**WHAT YOU HAVE TO DO:** Answer with one number: how many lines have "band".

**INFORMATION GIVEN:**
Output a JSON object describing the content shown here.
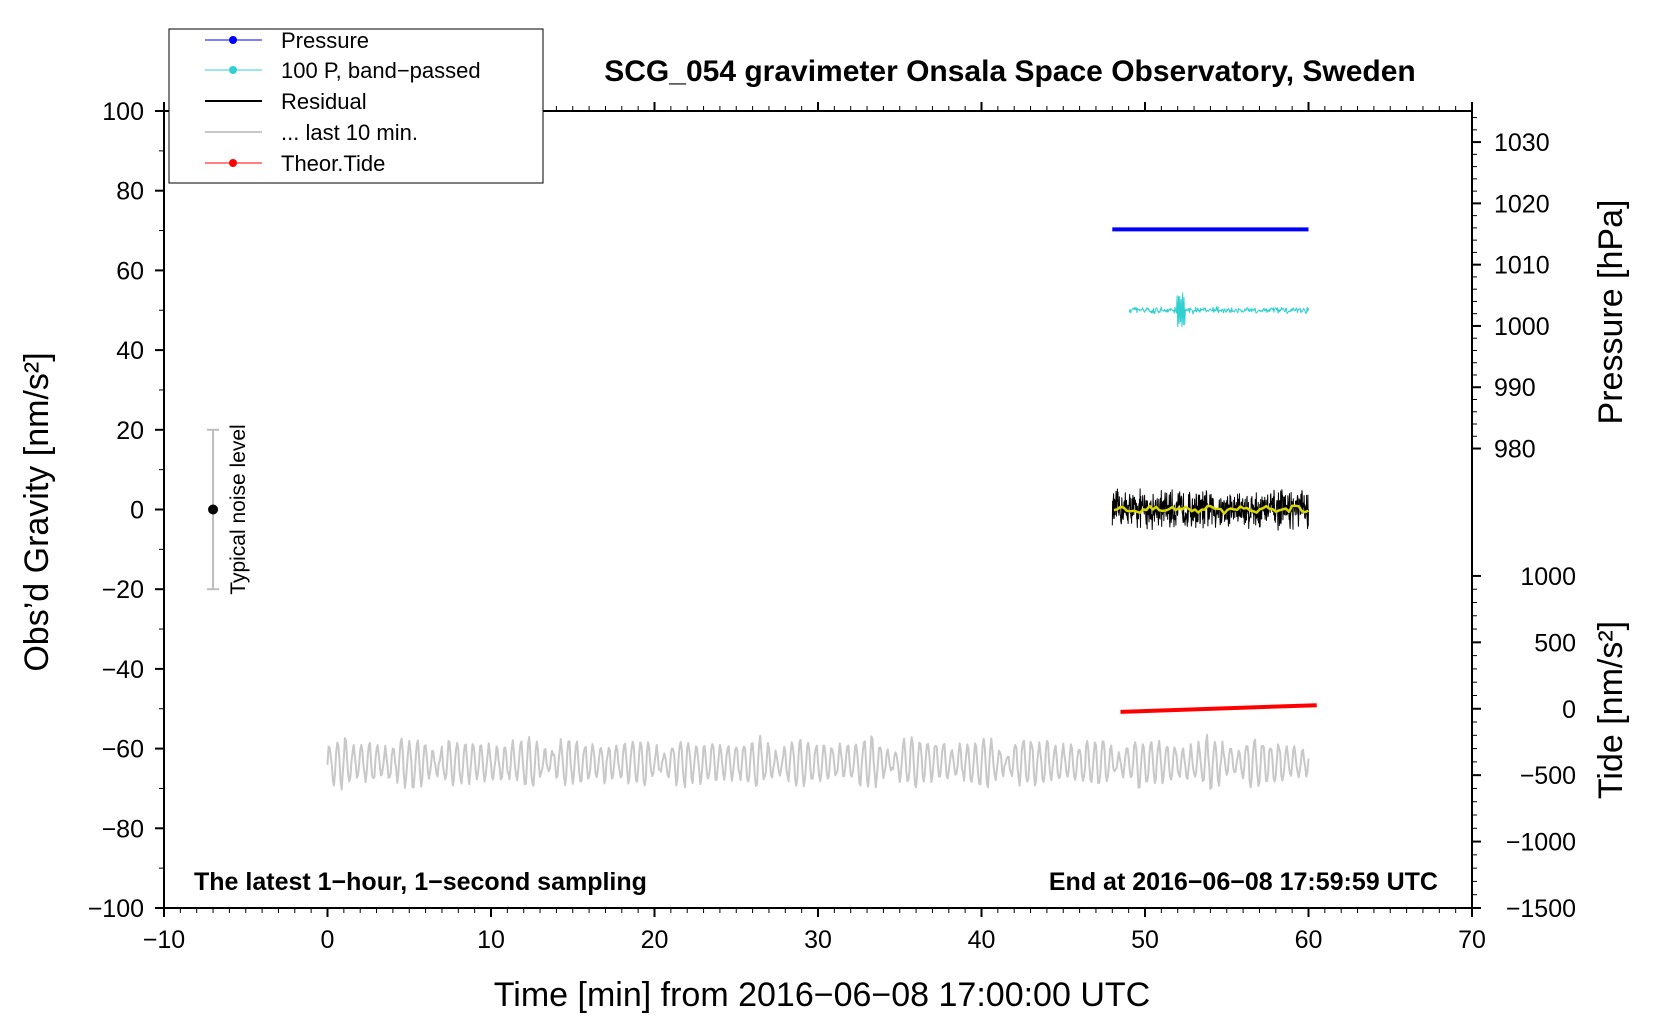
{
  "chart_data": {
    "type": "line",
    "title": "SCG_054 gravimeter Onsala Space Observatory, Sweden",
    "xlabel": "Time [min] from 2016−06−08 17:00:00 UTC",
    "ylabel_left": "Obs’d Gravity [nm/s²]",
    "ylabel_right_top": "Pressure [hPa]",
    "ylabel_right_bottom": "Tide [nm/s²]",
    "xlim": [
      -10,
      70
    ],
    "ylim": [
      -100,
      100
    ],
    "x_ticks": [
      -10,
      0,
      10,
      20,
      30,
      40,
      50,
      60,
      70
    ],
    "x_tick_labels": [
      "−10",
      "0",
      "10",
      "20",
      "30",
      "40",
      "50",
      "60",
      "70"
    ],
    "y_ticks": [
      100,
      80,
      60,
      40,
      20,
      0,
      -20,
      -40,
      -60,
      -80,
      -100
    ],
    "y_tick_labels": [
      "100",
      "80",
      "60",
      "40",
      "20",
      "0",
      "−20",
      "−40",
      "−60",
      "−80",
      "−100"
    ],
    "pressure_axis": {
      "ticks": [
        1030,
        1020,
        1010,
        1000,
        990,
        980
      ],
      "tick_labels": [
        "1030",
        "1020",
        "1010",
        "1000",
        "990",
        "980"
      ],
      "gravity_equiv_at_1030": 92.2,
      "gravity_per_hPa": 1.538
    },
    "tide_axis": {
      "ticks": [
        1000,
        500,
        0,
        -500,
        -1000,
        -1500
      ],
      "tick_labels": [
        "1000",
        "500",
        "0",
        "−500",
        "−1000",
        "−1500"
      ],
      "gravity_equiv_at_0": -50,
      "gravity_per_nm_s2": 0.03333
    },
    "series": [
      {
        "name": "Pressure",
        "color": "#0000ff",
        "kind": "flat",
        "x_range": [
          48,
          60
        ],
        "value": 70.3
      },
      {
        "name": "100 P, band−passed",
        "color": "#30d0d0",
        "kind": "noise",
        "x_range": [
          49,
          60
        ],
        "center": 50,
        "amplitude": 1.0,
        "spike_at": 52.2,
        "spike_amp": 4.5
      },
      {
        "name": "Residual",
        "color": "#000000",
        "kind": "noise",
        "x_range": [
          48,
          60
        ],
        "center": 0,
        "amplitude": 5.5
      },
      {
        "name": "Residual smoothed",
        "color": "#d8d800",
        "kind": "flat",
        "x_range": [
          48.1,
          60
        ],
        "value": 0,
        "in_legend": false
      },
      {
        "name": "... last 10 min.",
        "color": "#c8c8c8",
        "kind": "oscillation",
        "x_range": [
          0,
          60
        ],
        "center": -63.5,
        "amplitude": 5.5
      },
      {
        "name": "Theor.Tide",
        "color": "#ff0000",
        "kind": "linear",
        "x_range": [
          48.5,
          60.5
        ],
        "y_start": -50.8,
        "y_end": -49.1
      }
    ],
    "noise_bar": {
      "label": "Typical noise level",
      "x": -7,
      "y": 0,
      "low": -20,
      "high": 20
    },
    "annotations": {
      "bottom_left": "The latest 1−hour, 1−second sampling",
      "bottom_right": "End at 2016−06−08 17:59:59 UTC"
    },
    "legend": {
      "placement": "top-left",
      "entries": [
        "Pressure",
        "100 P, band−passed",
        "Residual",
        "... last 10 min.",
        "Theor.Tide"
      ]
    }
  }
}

**RESPONSE:** 2